AIM OF THE TASK:
Your answer should be only a number: how many lines include the word "because".

PROVIDED INFORMATION:
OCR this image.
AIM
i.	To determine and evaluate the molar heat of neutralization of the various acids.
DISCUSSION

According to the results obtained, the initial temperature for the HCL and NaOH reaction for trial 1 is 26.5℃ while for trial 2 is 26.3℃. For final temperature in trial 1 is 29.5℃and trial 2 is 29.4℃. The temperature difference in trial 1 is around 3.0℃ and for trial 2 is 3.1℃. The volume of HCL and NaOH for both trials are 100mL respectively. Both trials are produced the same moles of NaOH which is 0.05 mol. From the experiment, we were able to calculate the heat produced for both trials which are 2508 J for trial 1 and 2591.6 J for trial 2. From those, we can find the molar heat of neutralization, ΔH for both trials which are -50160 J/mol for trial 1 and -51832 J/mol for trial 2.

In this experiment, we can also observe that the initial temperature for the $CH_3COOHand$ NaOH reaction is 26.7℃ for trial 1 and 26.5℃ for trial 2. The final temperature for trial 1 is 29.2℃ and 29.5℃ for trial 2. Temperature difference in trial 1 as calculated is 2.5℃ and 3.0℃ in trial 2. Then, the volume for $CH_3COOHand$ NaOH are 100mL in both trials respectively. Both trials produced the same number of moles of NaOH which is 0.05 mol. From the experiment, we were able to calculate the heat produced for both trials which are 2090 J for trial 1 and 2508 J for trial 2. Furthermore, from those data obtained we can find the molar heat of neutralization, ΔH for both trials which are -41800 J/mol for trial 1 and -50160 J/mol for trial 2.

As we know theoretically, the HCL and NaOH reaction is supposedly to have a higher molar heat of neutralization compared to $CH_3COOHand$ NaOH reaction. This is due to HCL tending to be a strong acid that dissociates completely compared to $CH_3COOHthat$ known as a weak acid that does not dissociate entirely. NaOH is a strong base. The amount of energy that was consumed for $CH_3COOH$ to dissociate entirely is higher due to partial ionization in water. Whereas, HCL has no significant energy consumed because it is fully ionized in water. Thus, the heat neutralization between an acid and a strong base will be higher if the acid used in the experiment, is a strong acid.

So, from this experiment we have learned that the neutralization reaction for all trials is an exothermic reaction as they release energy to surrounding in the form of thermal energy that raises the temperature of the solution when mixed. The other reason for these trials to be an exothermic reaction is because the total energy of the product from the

THE COMPLETED TASK:
2